-- BEGIN TEXT SECTION --

Year over year growth: questions, answered

How do you calculate year over year growth?
Subtract last year's value from this year's value, divide by last year's value, then multiply by 100. The formula is (this year minus last year) / last year x 100. If you had 100,000 visits last year and 150,000 this year, YoY growth is (150,000 minus 100,000) / 100,000 x 100, which equals 50%.
What is the difference between YoY and CAGR?
YoY measures the change between two single periods one year apart. CAGR (compound annual growth rate) smooths growth across several years into one steady annual rate, so a few volatile years read as a single trend line. Use YoY for the latest year and CAGR when you want the average pace over three or more years.
Can year over year growth be negative?
Yes. If this year's value is lower than last year's, the YoY growth rate is negative, which signals a decline. A result of -20% means the metric fell by a fifth compared with the same period a year earlier. Negative YoY is normal in seasonal dips and contractions, so always compare like periods.
Why use year over year instead of month over month?

-- END TEXT SECTION --
-- BEGIN RECORDS FOR THE EXERCISE --

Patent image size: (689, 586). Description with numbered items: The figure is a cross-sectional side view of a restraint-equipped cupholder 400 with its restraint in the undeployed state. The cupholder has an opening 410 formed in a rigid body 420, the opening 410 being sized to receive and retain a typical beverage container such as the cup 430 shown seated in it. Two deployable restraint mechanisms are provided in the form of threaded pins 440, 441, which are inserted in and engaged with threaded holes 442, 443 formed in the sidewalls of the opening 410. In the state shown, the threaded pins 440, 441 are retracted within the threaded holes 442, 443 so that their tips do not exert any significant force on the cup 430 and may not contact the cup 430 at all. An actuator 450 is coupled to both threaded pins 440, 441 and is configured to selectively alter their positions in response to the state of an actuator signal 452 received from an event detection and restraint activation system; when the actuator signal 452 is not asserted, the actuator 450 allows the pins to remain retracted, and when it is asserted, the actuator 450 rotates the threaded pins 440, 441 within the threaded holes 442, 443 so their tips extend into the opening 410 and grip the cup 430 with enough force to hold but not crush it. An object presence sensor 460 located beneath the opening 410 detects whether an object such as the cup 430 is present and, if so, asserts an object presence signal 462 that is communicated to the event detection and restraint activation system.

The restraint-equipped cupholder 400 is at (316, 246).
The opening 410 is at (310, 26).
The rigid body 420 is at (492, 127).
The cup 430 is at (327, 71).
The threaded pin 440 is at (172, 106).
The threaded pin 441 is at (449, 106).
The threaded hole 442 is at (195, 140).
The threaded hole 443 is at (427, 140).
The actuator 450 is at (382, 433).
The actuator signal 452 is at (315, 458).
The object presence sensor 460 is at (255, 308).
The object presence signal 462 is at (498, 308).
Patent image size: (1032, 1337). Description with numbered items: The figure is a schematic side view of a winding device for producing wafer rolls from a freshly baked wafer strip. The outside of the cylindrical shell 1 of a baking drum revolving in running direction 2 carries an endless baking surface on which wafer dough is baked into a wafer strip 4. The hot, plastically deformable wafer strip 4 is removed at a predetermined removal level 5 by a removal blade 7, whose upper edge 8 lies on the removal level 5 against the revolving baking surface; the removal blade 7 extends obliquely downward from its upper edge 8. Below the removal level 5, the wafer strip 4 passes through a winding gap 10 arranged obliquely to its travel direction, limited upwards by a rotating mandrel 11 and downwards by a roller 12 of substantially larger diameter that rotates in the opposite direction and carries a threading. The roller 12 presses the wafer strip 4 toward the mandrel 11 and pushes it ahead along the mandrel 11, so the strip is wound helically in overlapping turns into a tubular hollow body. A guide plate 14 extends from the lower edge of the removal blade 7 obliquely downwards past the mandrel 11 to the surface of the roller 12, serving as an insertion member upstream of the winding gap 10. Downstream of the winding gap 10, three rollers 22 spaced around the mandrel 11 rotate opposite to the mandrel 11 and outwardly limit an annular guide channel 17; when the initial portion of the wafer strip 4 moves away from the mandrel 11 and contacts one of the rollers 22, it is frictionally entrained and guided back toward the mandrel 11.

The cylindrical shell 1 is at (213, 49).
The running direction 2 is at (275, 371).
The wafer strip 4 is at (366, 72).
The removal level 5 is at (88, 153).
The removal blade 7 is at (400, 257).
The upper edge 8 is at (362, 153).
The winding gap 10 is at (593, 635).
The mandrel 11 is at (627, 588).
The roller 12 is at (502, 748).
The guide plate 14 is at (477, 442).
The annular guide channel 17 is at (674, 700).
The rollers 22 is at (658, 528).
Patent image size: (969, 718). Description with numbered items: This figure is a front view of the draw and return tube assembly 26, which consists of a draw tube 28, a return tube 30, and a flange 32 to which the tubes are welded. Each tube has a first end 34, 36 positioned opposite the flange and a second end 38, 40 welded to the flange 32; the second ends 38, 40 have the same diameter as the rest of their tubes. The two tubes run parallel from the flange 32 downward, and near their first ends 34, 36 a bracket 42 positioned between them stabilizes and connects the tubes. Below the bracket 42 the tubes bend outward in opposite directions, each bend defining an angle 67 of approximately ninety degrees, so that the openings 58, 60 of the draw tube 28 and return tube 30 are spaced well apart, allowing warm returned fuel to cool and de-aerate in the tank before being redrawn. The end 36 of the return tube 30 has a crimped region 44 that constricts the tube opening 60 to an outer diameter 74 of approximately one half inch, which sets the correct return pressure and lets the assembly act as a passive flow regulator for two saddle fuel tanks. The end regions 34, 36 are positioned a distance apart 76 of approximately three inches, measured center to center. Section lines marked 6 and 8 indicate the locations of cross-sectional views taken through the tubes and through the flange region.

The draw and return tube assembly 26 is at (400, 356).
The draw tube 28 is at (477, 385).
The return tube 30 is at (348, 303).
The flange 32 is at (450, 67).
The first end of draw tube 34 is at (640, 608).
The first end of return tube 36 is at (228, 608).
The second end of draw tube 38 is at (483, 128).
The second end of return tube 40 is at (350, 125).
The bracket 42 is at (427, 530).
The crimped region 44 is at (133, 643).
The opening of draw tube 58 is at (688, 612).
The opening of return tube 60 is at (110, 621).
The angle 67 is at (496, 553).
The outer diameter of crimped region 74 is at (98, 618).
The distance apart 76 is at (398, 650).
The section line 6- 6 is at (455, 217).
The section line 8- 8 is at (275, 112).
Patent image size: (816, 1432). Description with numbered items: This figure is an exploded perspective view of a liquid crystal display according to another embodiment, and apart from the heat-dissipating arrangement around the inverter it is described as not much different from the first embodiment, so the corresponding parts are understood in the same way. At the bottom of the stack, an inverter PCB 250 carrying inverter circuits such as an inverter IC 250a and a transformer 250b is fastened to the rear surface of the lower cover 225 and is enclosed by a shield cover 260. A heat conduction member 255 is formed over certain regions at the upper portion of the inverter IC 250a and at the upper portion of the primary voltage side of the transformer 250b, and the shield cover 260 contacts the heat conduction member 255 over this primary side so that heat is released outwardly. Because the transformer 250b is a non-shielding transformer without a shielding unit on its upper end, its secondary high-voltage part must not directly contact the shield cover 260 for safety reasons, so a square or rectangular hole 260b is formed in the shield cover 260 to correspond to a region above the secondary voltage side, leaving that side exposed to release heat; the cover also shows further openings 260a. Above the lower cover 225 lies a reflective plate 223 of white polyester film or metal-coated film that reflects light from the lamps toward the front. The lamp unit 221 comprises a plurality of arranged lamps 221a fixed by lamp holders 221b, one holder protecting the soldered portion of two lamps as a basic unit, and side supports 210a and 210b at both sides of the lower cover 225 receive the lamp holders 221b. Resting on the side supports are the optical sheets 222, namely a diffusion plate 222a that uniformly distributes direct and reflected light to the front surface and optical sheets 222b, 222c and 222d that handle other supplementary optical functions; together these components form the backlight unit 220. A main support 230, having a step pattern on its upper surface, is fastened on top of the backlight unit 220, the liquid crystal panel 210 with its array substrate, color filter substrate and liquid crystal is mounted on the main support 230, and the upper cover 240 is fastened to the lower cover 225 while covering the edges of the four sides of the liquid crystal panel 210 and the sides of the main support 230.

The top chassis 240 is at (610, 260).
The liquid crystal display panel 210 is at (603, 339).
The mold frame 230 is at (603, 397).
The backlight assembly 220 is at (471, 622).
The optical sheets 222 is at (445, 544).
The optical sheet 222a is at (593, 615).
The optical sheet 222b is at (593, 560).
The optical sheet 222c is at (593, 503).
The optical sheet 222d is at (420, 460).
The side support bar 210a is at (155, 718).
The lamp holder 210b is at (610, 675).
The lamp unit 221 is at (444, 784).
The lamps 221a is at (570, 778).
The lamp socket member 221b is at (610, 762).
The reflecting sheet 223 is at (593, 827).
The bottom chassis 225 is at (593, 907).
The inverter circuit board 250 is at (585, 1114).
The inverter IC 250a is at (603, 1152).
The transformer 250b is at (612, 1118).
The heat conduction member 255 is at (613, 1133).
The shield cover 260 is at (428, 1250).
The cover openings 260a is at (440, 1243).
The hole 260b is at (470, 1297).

-- END RECORDS FOR THE EXERCISE --

GOAL A: Translate this sentence from the text on year over year growth into Spanish: "YoY measures the change between two single periods one year apart."
GOAL B: Please turn the entries, starting with the first entry and going on through the line with "The threaded pin 440 is at (172, 106).", into a two-column CSV with the columns entry and answer. Give one row per entry, with each value in a single quoted field and line breaks replaced by spaces.

RESPONSE A: El YoY mide el cambio entre dos períodos individuales separados por un año.

RESPONSE B:
entry,answer
"Patent image size: (689, 586). Description with numbered items: The figure is a cross-sectional side view of a restraint-equipped cupholder 400 with its restraint in the undeployed state. The cupholder has an opening 410 formed in a rigid body 420, the opening 410 being sized to receive and retain a typical beverage container such as the cup 430 shown seated in it. Two deployable restraint mechanisms are provided in the form of threaded pins 440, 441, which are inserted in and engaged with threaded holes 442, 443 formed in the sidewalls of the opening 410. In the state shown, the threaded pins 440, 441 are retracted within the threaded holes 442, 443 so that their tips do not exert any significant force on the cup 430 and may not contact the cup 430 at all. An actuator 450 is coupled to both threaded pins 440, 441 and is configured to selectively alter their positions in response to the state of an actuator signal 452 received from an event detection and restraint activation system; when the actuator signal 452 is not asserted, the actuator 450 allows the pins to remain retracted, and when it is asserted, the actuator 450 rotates the threaded pins 440, 441 within the threaded holes 442, 443 so their tips extend into the opening 410 and grip the cup 430 with enough force to hold but not crush it. An object presence sensor 460 located beneath the opening 410 detects whether an object such as the cup 430 is present and, if so, asserts an object presence signal 462 that is communicated to the event detection and restraint activation system.","The restraint-equipped cupholder 400 is at (316, 246). The opening 410 is at (310, 26). The rigid body 420 is at (492, 127). The cup 430 is at (327, 71). The threaded pin 440 is at (172, 106)."